Stored data:
════════════════

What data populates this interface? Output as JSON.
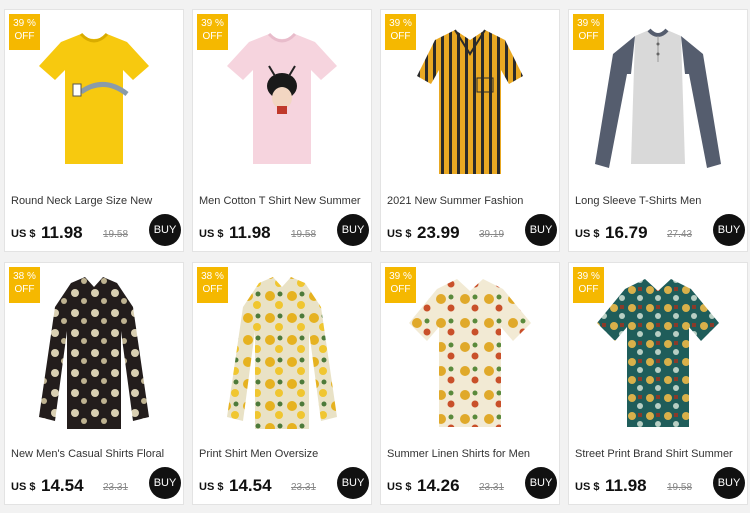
{
  "colors": {
    "badge": "#f5b800",
    "buy_bg": "#111111",
    "background": "#f2f2f2"
  },
  "products": [
    {
      "discount_pct": "39",
      "discount_unit": "%",
      "discount_word": "OFF",
      "title": "Round Neck Large Size New",
      "currency": "US $",
      "price": "11.98",
      "old_price": "19.58",
      "buy_label": "BUY",
      "image": "yellow-tshirt"
    },
    {
      "discount_pct": "39",
      "discount_unit": "%",
      "discount_word": "OFF",
      "title": "Men Cotton T Shirt New Summer",
      "currency": "US $",
      "price": "11.98",
      "old_price": "19.58",
      "buy_label": "BUY",
      "image": "pink-tshirt"
    },
    {
      "discount_pct": "39",
      "discount_unit": "%",
      "discount_word": "OFF",
      "title": "2021 New Summer Fashion",
      "currency": "US $",
      "price": "23.99",
      "old_price": "39.19",
      "buy_label": "BUY",
      "image": "striped-shirt"
    },
    {
      "discount_pct": "39",
      "discount_unit": "%",
      "discount_word": "OFF",
      "title": "Long Sleeve T-Shirts Men",
      "currency": "US $",
      "price": "16.79",
      "old_price": "27.43",
      "buy_label": "BUY",
      "image": "raglan-longsleeve"
    },
    {
      "discount_pct": "38",
      "discount_unit": "%",
      "discount_word": "OFF",
      "title": "New Men's Casual Shirts Floral",
      "currency": "US $",
      "price": "14.54",
      "old_price": "23.31",
      "buy_label": "BUY",
      "image": "black-floral-shirt"
    },
    {
      "discount_pct": "38",
      "discount_unit": "%",
      "discount_word": "OFF",
      "title": "Print Shirt Men Oversize",
      "currency": "US $",
      "price": "14.54",
      "old_price": "23.31",
      "buy_label": "BUY",
      "image": "yellow-floral-shirt"
    },
    {
      "discount_pct": "39",
      "discount_unit": "%",
      "discount_word": "OFF",
      "title": "Summer Linen Shirts for Men",
      "currency": "US $",
      "price": "14.26",
      "old_price": "23.31",
      "buy_label": "BUY",
      "image": "linen-floral-shirt"
    },
    {
      "discount_pct": "39",
      "discount_unit": "%",
      "discount_word": "OFF",
      "title": "Street Print Brand Shirt Summer",
      "currency": "US $",
      "price": "11.98",
      "old_price": "19.58",
      "buy_label": "BUY",
      "image": "teal-print-shirt"
    }
  ]
}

════════════════

=== Requirements ===
Word for word, quote the full listing, omitting every picture.

=== Task result ===
What data populates this interface? Output as JSON.
{
  "colors": {
    "badge": "#f5b800",
    "buy_bg": "#111111",
    "background": "#f2f2f2"
  },
  "products": [
    {
      "discount_pct": "39",
      "discount_unit": "%",
      "discount_word": "OFF",
      "title": "Round Neck Large Size New",
      "currency": "US $",
      "price": "11.98",
      "old_price": "19.58",
      "buy_label": "BUY",
      "image": "yellow-tshirt"
    },
    {
      "discount_pct": "39",
      "discount_unit": "%",
      "discount_word": "OFF",
      "title": "Men Cotton T Shirt New Summer",
      "currency": "US $",
      "price": "11.98",
      "old_price": "19.58",
      "buy_label": "BUY",
      "image": "pink-tshirt"
    },
    {
      "discount_pct": "39",
      "discount_unit": "%",
      "discount_word": "OFF",
      "title": "2021 New Summer Fashion",
      "currency": "US $",
      "price": "23.99",
      "old_price": "39.19",
      "buy_label": "BUY",
      "image": "striped-shirt"
    },
    {
      "discount_pct": "39",
      "discount_unit": "%",
      "discount_word": "OFF",
      "title": "Long Sleeve T-Shirts Men",
      "currency": "US $",
      "price": "16.79",
      "old_price": "27.43",
      "buy_label": "BUY",
      "image": "raglan-longsleeve"
    },
    {
      "discount_pct": "38",
      "discount_unit": "%",
      "discount_word": "OFF",
      "title": "New Men's Casual Shirts Floral",
      "currency": "US $",
      "price": "14.54",
      "old_price": "23.31",
      "buy_label": "BUY",
      "image": "black-floral-shirt"
    },
    {
      "discount_pct": "38",
      "discount_unit": "%",
      "discount_word": "OFF",
      "title": "Print Shirt Men Oversize",
      "currency": "US $",
      "price": "14.54",
      "old_price": "23.31",
      "buy_label": "BUY",
      "image": "yellow-floral-shirt"
    },
    {
      "discount_pct": "39",
      "discount_unit": "%",
      "discount_word": "OFF",
      "title": "Summer Linen Shirts for Men",
      "currency": "US $",
      "price": "14.26",
      "old_price": "23.31",
      "buy_label": "BUY",
      "image": "linen-floral-shirt"
    },
    {
      "discount_pct": "39",
      "discount_unit": "%",
      "discount_word": "OFF",
      "title": "Street Print Brand Shirt Summer",
      "currency": "US $",
      "price": "11.98",
      "old_price": "19.58",
      "buy_label": "BUY",
      "image": "teal-print-shirt"
    }
  ]
}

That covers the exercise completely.